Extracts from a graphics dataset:
▬▬▬▬▬▬

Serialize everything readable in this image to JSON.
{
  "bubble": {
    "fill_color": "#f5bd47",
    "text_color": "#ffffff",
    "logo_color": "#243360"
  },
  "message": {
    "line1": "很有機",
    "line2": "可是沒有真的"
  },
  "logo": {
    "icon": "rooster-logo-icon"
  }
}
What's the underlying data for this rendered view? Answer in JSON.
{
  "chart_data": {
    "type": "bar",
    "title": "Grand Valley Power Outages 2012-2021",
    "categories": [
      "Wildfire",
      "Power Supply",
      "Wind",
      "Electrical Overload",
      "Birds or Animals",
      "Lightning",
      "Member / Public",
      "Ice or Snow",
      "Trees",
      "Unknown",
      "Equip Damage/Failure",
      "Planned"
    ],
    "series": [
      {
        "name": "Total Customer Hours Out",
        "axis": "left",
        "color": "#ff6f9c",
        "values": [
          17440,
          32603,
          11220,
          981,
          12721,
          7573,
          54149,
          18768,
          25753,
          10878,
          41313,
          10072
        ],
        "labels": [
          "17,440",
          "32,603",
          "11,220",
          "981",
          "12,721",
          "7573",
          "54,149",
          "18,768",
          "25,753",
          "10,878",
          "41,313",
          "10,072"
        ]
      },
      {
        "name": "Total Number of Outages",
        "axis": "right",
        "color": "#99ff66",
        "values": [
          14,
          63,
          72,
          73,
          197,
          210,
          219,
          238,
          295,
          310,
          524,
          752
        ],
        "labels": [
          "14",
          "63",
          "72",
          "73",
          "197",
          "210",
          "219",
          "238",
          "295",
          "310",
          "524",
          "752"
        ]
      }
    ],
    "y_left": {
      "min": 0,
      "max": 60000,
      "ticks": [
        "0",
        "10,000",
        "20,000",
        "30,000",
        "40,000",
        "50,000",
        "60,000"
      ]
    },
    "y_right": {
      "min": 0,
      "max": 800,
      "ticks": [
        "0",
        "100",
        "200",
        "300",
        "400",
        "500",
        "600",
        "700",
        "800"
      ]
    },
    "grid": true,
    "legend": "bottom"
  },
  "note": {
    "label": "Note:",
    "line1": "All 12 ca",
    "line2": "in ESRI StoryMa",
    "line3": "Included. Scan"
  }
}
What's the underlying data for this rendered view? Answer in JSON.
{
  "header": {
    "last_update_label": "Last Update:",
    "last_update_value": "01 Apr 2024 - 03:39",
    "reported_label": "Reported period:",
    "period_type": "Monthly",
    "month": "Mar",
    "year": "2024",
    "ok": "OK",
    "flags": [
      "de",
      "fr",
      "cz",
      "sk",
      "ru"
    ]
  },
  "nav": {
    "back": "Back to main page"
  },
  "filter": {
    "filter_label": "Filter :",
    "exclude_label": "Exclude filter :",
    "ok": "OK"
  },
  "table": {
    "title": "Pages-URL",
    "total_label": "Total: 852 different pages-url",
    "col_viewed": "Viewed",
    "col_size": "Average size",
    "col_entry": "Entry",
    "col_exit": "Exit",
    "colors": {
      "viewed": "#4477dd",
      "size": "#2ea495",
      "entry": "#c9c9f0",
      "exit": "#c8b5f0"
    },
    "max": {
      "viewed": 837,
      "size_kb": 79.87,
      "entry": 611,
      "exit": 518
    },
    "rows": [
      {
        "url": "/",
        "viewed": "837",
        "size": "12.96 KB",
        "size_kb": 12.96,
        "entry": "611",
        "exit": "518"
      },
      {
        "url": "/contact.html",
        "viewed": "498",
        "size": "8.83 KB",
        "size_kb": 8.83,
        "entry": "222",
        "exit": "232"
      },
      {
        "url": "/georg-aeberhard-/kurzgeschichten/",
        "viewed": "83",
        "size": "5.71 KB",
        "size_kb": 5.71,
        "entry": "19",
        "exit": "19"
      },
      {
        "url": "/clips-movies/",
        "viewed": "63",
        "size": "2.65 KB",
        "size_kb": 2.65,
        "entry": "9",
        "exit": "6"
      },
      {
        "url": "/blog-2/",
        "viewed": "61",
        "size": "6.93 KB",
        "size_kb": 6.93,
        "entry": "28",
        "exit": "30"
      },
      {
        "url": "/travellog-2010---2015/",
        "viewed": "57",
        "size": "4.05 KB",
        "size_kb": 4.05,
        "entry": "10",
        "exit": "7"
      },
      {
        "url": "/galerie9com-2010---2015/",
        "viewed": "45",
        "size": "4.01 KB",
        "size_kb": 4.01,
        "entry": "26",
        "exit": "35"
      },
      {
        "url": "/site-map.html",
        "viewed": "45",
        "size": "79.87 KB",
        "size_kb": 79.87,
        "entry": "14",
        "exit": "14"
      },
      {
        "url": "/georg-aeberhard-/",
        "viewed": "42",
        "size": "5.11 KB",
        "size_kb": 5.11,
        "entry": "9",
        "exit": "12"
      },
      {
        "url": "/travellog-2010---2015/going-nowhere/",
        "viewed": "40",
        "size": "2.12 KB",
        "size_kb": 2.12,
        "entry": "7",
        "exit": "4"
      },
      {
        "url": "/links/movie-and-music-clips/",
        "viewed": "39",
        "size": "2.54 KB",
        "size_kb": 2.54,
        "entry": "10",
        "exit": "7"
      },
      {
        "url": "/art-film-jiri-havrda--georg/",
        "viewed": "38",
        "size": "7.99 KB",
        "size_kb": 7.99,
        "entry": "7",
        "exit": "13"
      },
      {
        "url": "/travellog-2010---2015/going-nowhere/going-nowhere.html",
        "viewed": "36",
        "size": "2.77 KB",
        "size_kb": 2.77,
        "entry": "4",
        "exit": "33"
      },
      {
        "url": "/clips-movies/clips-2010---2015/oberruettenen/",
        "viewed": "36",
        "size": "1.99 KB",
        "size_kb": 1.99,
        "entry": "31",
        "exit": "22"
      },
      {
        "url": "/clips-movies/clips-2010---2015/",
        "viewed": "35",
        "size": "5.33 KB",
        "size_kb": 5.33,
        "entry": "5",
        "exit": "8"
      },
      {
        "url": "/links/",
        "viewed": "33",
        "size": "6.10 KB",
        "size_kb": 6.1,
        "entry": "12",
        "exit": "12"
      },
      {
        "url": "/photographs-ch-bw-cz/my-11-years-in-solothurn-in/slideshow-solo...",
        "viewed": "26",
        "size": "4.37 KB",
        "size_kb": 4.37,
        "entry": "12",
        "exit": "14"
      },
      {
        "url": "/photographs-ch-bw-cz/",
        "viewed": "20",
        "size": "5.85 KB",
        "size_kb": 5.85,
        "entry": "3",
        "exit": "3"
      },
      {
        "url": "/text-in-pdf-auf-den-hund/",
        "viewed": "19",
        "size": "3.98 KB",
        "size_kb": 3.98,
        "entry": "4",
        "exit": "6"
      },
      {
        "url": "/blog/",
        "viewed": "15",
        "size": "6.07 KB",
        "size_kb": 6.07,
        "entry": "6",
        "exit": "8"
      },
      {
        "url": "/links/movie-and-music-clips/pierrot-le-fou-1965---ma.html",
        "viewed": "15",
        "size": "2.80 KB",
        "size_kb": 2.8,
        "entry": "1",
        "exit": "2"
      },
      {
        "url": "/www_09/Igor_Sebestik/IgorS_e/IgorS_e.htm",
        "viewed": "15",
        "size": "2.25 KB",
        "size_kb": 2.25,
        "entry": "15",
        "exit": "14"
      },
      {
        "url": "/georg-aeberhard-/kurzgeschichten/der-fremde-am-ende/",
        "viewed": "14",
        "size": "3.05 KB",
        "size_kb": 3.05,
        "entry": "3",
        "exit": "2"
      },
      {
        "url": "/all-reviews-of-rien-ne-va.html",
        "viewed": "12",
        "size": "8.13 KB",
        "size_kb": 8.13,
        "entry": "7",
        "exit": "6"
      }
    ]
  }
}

▬▬▬▬▬▬

> _Stated task_:
Count the lines in the entries above that include the string "going", then give only that figure.

> _Response to the exercise_:
2